Bounding box entries
-- -- --

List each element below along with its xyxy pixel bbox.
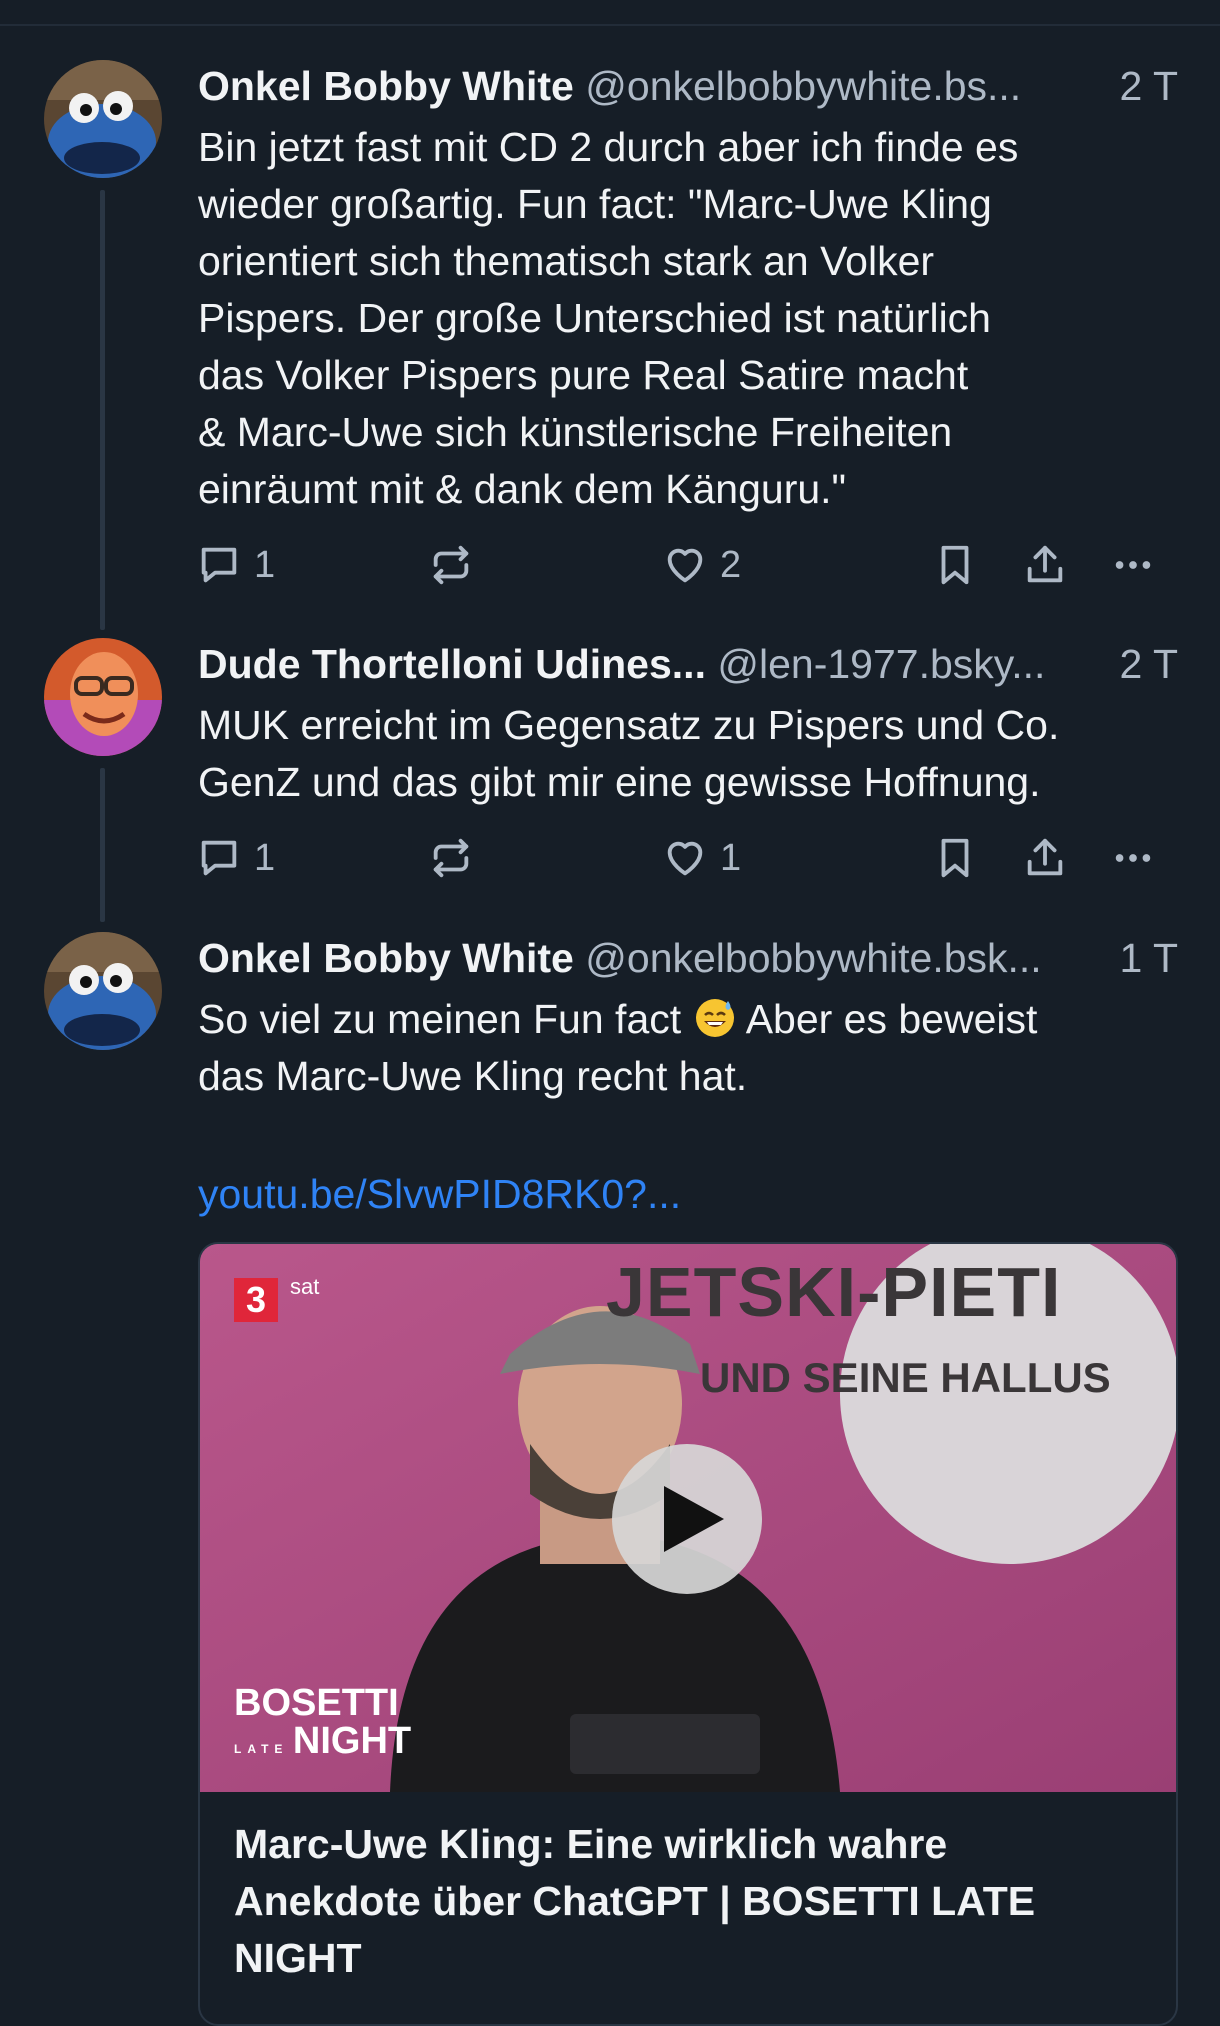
channel-logo: 3 [234, 1278, 278, 1322]
post-time[interactable]: 1 T [1111, 928, 1178, 988]
share-button[interactable] [1022, 537, 1068, 593]
author-name[interactable]: Onkel Bobby White [198, 63, 574, 109]
text-line: das Volker Pispers pure Real Satire mach… [198, 352, 969, 398]
show-logo-text: BOSETTI [234, 1682, 399, 1724]
post-actions: 1 1 [196, 830, 1176, 886]
grinning-sweat-emoji-icon [695, 999, 734, 1037]
text-line: wieder großartig. Fun fact: "Marc-Uwe Kl… [198, 181, 992, 227]
bookmark-icon [941, 545, 969, 585]
title-line: NIGHT [234, 1935, 362, 1981]
post-header: Dude Thortelloni Udines... @len-1977.bsk… [198, 634, 1178, 694]
like-count: 1 [720, 836, 742, 879]
text-line: einräumt mit & dank dem Känguru." [198, 466, 847, 512]
avatar-onkel-bobby-white[interactable] [44, 60, 162, 178]
cookie-monster-avatar-icon [44, 60, 162, 178]
reply-count: 1 [254, 543, 276, 586]
post-time[interactable]: 2 T [1111, 634, 1178, 694]
text-line: MUK erreicht im Gegensatz zu Pispers und… [198, 702, 1060, 748]
text-line: Bin jetzt fast mit CD 2 durch aber ich f… [198, 124, 1019, 170]
show-logo: BOSETTI LATE NIGHT [234, 1684, 411, 1760]
video-title[interactable]: Marc-Uwe Kling: Eine wirklich wahre Anek… [234, 1816, 1134, 1987]
youtube-link[interactable]: youtu.be/SlvwPID8RK0?... [198, 1166, 1178, 1223]
thumbnail-headline: JETSKI-PIETI [606, 1253, 1062, 1331]
post-header: Onkel Bobby White @onkelbobbywhite.bsk..… [198, 928, 1178, 988]
post-time[interactable]: 2 T [1111, 56, 1178, 116]
text-line: das Marc-Uwe Kling recht hat. [198, 1053, 748, 1099]
like-button[interactable]: 1 [662, 830, 741, 886]
thread-line [100, 190, 105, 630]
repost-arrows-icon [433, 838, 469, 878]
avatar-dude-thortelloni[interactable] [44, 638, 162, 756]
play-button[interactable] [612, 1444, 762, 1594]
play-icon [664, 1486, 724, 1552]
author-handle[interactable]: @len-1977.bsky... [717, 641, 1045, 687]
author-handle[interactable]: @onkelbobbywhite.bs... [585, 63, 1021, 109]
bookmark-button[interactable] [932, 830, 978, 886]
post-text: So viel zu meinen Fun fact Aber es bewei… [198, 991, 1178, 1105]
video-embed-card[interactable]: 3 sat JETSKI-PIETI UND SEINE HALLUS BOSE… [198, 1242, 1178, 2026]
share-upload-icon [1027, 545, 1063, 583]
thumbnail-subheadline: UND SEINE HALLUS [700, 1354, 1111, 1401]
more-button[interactable] [1110, 537, 1156, 593]
heart-icon [667, 841, 703, 876]
reply-button[interactable]: 1 [196, 537, 275, 593]
bookmark-icon [941, 838, 969, 878]
heart-icon [667, 548, 703, 583]
show-logo-late: LATE [234, 1742, 289, 1756]
speech-bubble-icon [201, 547, 237, 583]
post-text: MUK erreicht im Gegensatz zu Pispers und… [198, 697, 1178, 811]
repost-button[interactable] [428, 537, 474, 593]
speech-bubble-icon [201, 840, 237, 876]
reply-count: 1 [254, 836, 276, 879]
text-fragment: So viel zu meinen Fun fact [198, 996, 682, 1042]
reply-button[interactable]: 1 [196, 830, 275, 886]
text-line: orientiert sich thematisch stark an Volk… [198, 238, 935, 284]
person-photo-avatar-icon [44, 638, 162, 756]
more-button[interactable] [1110, 830, 1156, 886]
avatar-onkel-bobby-white[interactable] [44, 932, 162, 1050]
more-dots-icon [1115, 561, 1151, 569]
top-divider [0, 24, 1220, 26]
post-text: Bin jetzt fast mit CD 2 durch aber ich f… [198, 119, 1178, 518]
text-fragment: Aber es beweist [745, 996, 1038, 1042]
repost-arrows-icon [433, 545, 469, 585]
repost-button[interactable] [428, 830, 474, 886]
like-button[interactable]: 2 [662, 537, 741, 593]
show-logo-line2: LATE NIGHT [234, 1722, 411, 1760]
bookmark-button[interactable] [932, 537, 978, 593]
text-line: Pispers. Der große Unterschied ist natür… [198, 295, 991, 341]
author-name[interactable]: Dude Thortelloni Udines... [198, 641, 706, 687]
post-header: Onkel Bobby White @onkelbobbywhite.bs...… [198, 56, 1178, 116]
text-line: So viel zu meinen Fun fact Aber es bewei… [198, 991, 1178, 1048]
share-upload-icon [1027, 838, 1063, 876]
like-count: 2 [720, 543, 742, 586]
text-line: & Marc-Uwe sich künstlerische Freiheiten [198, 409, 953, 455]
thread-line [100, 768, 105, 922]
cookie-monster-avatar-icon [44, 932, 162, 1050]
title-line: Anekdote über ChatGPT | BOSETTI LATE [234, 1878, 1036, 1924]
title-line: Marc-Uwe Kling: Eine wirklich wahre [234, 1821, 948, 1867]
author-handle[interactable]: @onkelbobbywhite.bsk... [585, 935, 1041, 981]
more-dots-icon [1115, 854, 1151, 862]
show-logo-night: NIGHT [292, 1720, 412, 1762]
text-line: GenZ und das gibt mir eine gewisse Hoffn… [198, 759, 1041, 805]
author-name[interactable]: Onkel Bobby White [198, 935, 574, 981]
share-button[interactable] [1022, 830, 1068, 886]
channel-sat-label: sat [290, 1274, 320, 1299]
video-thumbnail[interactable]: 3 sat JETSKI-PIETI UND SEINE HALLUS BOSE… [200, 1244, 1176, 1792]
post-actions: 1 2 [196, 537, 1176, 593]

-- -- --

• DIRECTIONS
Output, as a numbered list with blank lines omitted, only the rows starting with the one containing "channel-logo: 3 [234, 1278, 278, 1322]" and going on through the one containing "grinning-sweat-emoji-icon [695, 999, 734, 1037]".

• ANSWER
1. channel-logo: 3 [234, 1278, 278, 1322]
2. post-time[interactable]: 1 T [1111, 928, 1178, 988]
3. share-button[interactable] [1022, 537, 1068, 593]
4. author-name[interactable]: Onkel Bobby White [198, 63, 574, 109]
5. text-line: das Volker Pispers pure Real Satire mach… [198, 352, 969, 398]
6. show-logo-text: BOSETTI [234, 1682, 399, 1724]
7. post-actions: 1 1 [196, 830, 1176, 886]
8. grinning-sweat-emoji-icon [695, 999, 734, 1037]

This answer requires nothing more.